▸ Do this
Return the whole listing, keeping every character the same.

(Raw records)
<<<<

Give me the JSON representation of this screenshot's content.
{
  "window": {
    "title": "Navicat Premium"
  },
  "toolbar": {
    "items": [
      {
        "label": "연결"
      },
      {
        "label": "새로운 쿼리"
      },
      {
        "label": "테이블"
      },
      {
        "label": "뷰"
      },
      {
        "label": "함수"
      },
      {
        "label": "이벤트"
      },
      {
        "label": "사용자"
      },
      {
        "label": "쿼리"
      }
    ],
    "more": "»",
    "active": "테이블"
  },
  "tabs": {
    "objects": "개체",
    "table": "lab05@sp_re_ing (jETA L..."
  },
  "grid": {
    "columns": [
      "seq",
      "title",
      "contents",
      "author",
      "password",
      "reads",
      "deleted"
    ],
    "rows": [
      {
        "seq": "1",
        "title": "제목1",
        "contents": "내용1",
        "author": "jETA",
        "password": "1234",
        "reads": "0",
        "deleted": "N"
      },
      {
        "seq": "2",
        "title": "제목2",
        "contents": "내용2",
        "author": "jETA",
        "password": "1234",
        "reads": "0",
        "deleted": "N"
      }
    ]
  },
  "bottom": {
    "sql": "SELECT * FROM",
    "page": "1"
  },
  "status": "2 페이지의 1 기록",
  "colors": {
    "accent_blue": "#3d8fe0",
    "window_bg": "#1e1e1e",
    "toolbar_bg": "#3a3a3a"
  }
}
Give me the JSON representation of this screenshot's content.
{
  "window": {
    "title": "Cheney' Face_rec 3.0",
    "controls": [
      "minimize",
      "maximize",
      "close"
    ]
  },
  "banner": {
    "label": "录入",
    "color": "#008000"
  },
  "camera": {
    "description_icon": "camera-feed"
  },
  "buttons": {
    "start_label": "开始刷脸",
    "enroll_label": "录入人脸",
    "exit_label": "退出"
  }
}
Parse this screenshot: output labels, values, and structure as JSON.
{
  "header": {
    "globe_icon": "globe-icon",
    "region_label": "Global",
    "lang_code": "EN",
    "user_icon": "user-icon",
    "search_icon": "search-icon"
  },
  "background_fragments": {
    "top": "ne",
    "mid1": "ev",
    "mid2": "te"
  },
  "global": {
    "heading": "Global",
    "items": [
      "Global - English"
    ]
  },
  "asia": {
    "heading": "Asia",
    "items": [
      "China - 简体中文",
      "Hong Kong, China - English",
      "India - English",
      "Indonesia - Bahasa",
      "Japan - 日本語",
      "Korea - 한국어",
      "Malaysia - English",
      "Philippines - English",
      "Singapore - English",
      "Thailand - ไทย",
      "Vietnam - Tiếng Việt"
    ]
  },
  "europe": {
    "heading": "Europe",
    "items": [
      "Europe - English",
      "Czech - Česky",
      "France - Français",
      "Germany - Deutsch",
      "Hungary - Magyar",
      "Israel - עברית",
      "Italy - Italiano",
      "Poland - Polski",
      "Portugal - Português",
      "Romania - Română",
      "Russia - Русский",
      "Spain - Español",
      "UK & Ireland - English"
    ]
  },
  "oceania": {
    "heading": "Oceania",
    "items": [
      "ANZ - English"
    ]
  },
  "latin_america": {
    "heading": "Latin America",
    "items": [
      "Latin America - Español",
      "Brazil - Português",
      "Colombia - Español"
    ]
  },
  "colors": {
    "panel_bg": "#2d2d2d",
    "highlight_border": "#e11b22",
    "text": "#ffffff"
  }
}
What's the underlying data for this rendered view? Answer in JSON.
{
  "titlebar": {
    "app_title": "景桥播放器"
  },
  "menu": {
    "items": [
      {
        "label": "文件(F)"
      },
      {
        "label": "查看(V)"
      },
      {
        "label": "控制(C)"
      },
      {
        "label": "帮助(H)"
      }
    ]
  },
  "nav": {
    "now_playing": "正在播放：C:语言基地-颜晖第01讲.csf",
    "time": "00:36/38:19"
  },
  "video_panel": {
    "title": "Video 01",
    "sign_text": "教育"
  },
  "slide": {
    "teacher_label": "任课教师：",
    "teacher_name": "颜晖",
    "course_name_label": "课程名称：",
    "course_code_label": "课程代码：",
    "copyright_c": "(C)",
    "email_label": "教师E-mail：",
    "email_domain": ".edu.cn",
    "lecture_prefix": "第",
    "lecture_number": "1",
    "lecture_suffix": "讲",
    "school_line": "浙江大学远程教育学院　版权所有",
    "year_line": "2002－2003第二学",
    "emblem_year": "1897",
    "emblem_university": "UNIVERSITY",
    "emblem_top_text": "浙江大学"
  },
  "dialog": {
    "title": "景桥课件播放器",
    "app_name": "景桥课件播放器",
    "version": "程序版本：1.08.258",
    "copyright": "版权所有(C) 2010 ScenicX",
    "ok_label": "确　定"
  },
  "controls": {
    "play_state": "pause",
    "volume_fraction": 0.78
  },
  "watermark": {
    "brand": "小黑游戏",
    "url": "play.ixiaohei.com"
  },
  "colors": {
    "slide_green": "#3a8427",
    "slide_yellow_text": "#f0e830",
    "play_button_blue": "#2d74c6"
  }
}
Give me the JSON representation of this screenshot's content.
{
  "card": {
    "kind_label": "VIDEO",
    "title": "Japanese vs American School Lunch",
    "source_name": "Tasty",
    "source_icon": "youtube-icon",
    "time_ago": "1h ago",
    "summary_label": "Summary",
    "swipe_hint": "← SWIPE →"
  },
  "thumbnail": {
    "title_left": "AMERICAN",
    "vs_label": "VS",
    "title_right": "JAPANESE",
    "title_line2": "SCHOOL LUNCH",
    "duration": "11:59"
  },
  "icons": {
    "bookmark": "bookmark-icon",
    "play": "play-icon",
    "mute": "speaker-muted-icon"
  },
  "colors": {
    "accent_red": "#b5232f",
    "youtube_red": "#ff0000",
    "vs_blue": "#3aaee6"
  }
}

>>>>

▸ Exercise result
Give me the JSON representation of this screenshot's content.
{
  "window": {
    "title": "Navicat Premium"
  },
  "toolbar": {
    "items": [
      {
        "label": "연결"
      },
      {
        "label": "새로운 쿼리"
      },
      {
        "label": "테이블"
      },
      {
        "label": "뷰"
      },
      {
        "label": "함수"
      },
      {
        "label": "이벤트"
      },
      {
        "label": "사용자"
      },
      {
        "label": "쿼리"
      }
    ],
    "more": "»",
    "active": "테이블"
  },
  "tabs": {
    "objects": "개체",
    "table": "lab05@sp_re_ing (jETA L..."
  },
  "grid": {
    "columns": [
      "seq",
      "title",
      "contents",
      "author",
      "password",
      "reads",
      "deleted"
    ],
    "rows": [
      {
        "seq": "1",
        "title": "제목1",
        "contents": "내용1",
        "author": "jETA",
        "password": "1234",
        "reads": "0",
        "deleted": "N"
      },
      {
        "seq": "2",
        "title": "제목2",
        "contents": "내용2",
        "author": "jETA",
        "password": "1234",
        "reads": "0",
        "deleted": "N"
      }
    ]
  },
  "bottom": {
    "sql": "SELECT * FROM",
    "page": "1"
  },
  "status": "2 페이지의 1 기록",
  "colors": {
    "accent_blue": "#3d8fe0",
    "window_bg": "#1e1e1e",
    "toolbar_bg": "#3a3a3a"
  }
}
Give me the JSON representation of this screenshot's content.
{
  "window": {
    "title": "Cheney' Face_rec 3.0",
    "controls": [
      "minimize",
      "maximize",
      "close"
    ]
  },
  "banner": {
    "label": "录入",
    "color": "#008000"
  },
  "camera": {
    "description_icon": "camera-feed"
  },
  "buttons": {
    "start_label": "开始刷脸",
    "enroll_label": "录入人脸",
    "exit_label": "退出"
  }
}
Parse this screenshot: output labels, values, and structure as JSON.
{
  "header": {
    "globe_icon": "globe-icon",
    "region_label": "Global",
    "lang_code": "EN",
    "user_icon": "user-icon",
    "search_icon": "search-icon"
  },
  "background_fragments": {
    "top": "ne",
    "mid1": "ev",
    "mid2": "te"
  },
  "global": {
    "heading": "Global",
    "items": [
      "Global - English"
    ]
  },
  "asia": {
    "heading": "Asia",
    "items": [
      "China - 简体中文",
      "Hong Kong, China - English",
      "India - English",
      "Indonesia - Bahasa",
      "Japan - 日本語",
      "Korea - 한국어",
      "Malaysia - English",
      "Philippines - English",
      "Singapore - English",
      "Thailand - ไทย",
      "Vietnam - Tiếng Việt"
    ]
  },
  "europe": {
    "heading": "Europe",
    "items": [
      "Europe - English",
      "Czech - Česky",
      "France - Français",
      "Germany - Deutsch",
      "Hungary - Magyar",
      "Israel - עברית",
      "Italy - Italiano",
      "Poland - Polski",
      "Portugal - Português",
      "Romania - Română",
      "Russia - Русский",
      "Spain - Español",
      "UK & Ireland - English"
    ]
  },
  "oceania": {
    "heading": "Oceania",
    "items": [
      "ANZ - English"
    ]
  },
  "latin_america": {
    "heading": "Latin America",
    "items": [
      "Latin America - Español",
      "Brazil - Português",
      "Colombia - Español"
    ]
  },
  "colors": {
    "panel_bg": "#2d2d2d",
    "highlight_border": "#e11b22",
    "text": "#ffffff"
  }
}
What's the underlying data for this rendered view? Answer in JSON.
{
  "titlebar": {
    "app_title": "景桥播放器"
  },
  "menu": {
    "items": [
      {
        "label": "文件(F)"
      },
      {
        "label": "查看(V)"
      },
      {
        "label": "控制(C)"
      },
      {
        "label": "帮助(H)"
      }
    ]
  },
  "nav": {
    "now_playing": "正在播放：C:语言基地-颜晖第01讲.csf",
    "time": "00:36/38:19"
  },
  "video_panel": {
    "title": "Video 01",
    "sign_text": "教育"
  },
  "slide": {
    "teacher_label": "任课教师：",
    "teacher_name": "颜晖",
    "course_name_label": "课程名称：",
    "course_code_label": "课程代码：",
    "copyright_c": "(C)",
    "email_label": "教师E-mail：",
    "email_domain": ".edu.cn",
    "lecture_prefix": "第",
    "lecture_number": "1",
    "lecture_suffix": "讲",
    "school_line": "浙江大学远程教育学院　版权所有",
    "year_line": "2002－2003第二学",
    "emblem_year": "1897",
    "emblem_university": "UNIVERSITY",
    "emblem_top_text": "浙江大学"
  },
  "dialog": {
    "title": "景桥课件播放器",
    "app_name": "景桥课件播放器",
    "version": "程序版本：1.08.258",
    "copyright": "版权所有(C) 2010 ScenicX",
    "ok_label": "确　定"
  },
  "controls": {
    "play_state": "pause",
    "volume_fraction": 0.78
  },
  "watermark": {
    "brand": "小黑游戏",
    "url": "play.ixiaohei.com"
  },
  "colors": {
    "slide_green": "#3a8427",
    "slide_yellow_text": "#f0e830",
    "play_button_blue": "#2d74c6"
  }
}
Give me the JSON representation of this screenshot's content.
{
  "card": {
    "kind_label": "VIDEO",
    "title": "Japanese vs American School Lunch",
    "source_name": "Tasty",
    "source_icon": "youtube-icon",
    "time_ago": "1h ago",
    "summary_label": "Summary",
    "swipe_hint": "← SWIPE →"
  },
  "thumbnail": {
    "title_left": "AMERICAN",
    "vs_label": "VS",
    "title_right": "JAPANESE",
    "title_line2": "SCHOOL LUNCH",
    "duration": "11:59"
  },
  "icons": {
    "bookmark": "bookmark-icon",
    "play": "play-icon",
    "mute": "speaker-muted-icon"
  },
  "colors": {
    "accent_red": "#b5232f",
    "youtube_red": "#ff0000",
    "vs_blue": "#3aaee6"
  }
}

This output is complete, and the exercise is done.